What to produce>
Restate the data below word for word. Skip any images it contains.

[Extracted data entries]

-.-.-

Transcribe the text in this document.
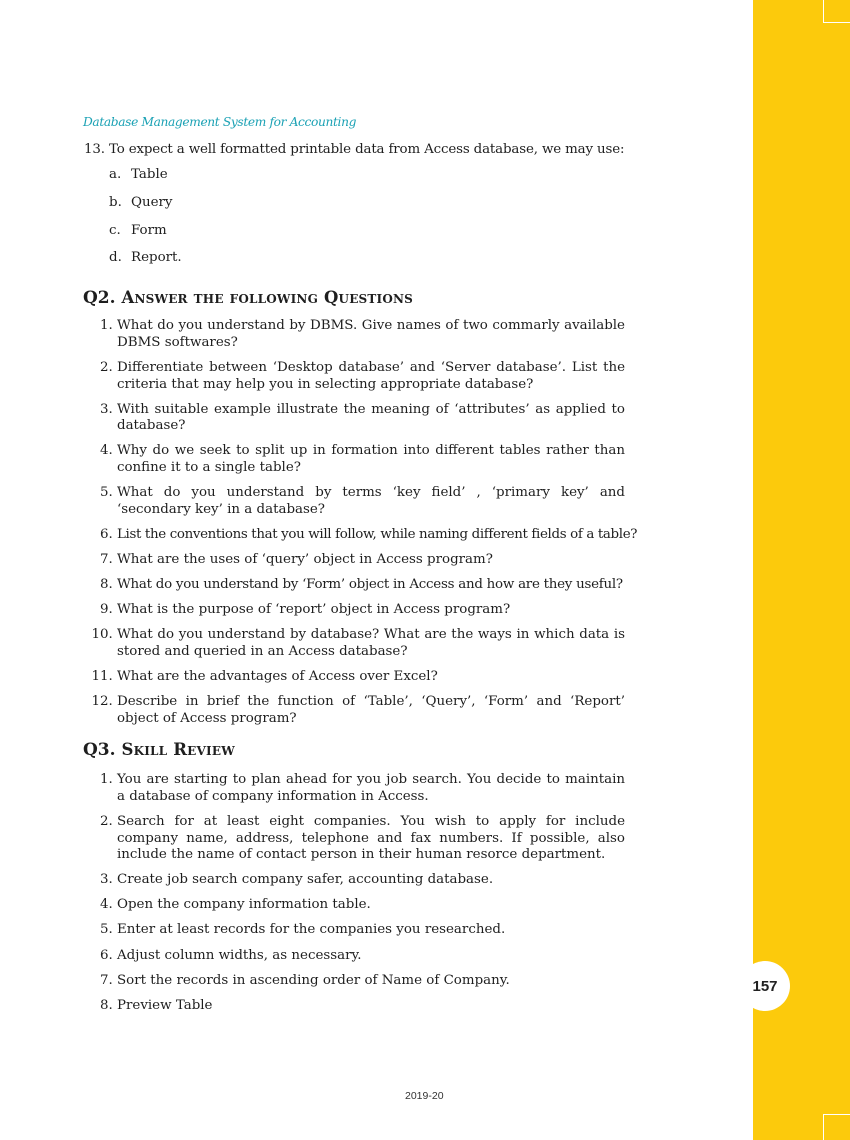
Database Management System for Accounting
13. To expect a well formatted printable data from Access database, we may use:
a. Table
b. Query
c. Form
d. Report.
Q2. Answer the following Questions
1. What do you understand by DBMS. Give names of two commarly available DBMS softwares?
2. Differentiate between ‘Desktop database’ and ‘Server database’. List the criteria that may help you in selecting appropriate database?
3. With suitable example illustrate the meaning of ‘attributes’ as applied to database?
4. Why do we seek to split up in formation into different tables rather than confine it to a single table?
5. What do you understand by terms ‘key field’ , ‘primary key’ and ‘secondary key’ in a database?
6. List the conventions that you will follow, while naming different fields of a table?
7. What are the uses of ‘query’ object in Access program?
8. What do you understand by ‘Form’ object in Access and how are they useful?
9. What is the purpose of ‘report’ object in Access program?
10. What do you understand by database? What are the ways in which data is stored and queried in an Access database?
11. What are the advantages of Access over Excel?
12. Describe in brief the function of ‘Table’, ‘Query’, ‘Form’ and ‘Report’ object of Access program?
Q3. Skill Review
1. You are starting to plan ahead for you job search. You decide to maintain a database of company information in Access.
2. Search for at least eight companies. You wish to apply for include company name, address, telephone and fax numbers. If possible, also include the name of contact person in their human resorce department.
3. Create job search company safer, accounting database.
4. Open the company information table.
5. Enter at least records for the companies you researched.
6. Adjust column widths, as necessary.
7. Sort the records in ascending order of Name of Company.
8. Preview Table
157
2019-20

-.-.-

Written solution>
Transcribe the text in this document.
Database Management System for Accounting
13. To expect a well formatted printable data from Access database, we may use:
a. Table
b. Query
c. Form
d. Report.
Q2. Answer the following Questions
1. What do you understand by DBMS. Give names of two commarly available DBMS softwares?
2. Differentiate between ‘Desktop database’ and ‘Server database’. List the criteria that may help you in selecting appropriate database?
3. With suitable example illustrate the meaning of ‘attributes’ as applied to database?
4. Why do we seek to split up in formation into different tables rather than confine it to a single table?
5. What do you understand by terms ‘key field’ , ‘primary key’ and ‘secondary key’ in a database?
6. List the conventions that you will follow, while naming different fields of a table?
7. What are the uses of ‘query’ object in Access program?
8. What do you understand by ‘Form’ object in Access and how are they useful?
9. What is the purpose of ‘report’ object in Access program?
10. What do you understand by database? What are the ways in which data is stored and queried in an Access database?
11. What are the advantages of Access over Excel?
12. Describe in brief the function of ‘Table’, ‘Query’, ‘Form’ and ‘Report’ object of Access program?
Q3. Skill Review
1. You are starting to plan ahead for you job search. You decide to maintain a database of company information in Access.
2. Search for at least eight companies. You wish to apply for include company name, address, telephone and fax numbers. If possible, also include the name of contact person in their human resorce department.
3. Create job search company safer, accounting database.
4. Open the company information table.
5. Enter at least records for the companies you researched.
6. Adjust column widths, as necessary.
7. Sort the records in ascending order of Name of Company.
8. Preview Table
157
2019-20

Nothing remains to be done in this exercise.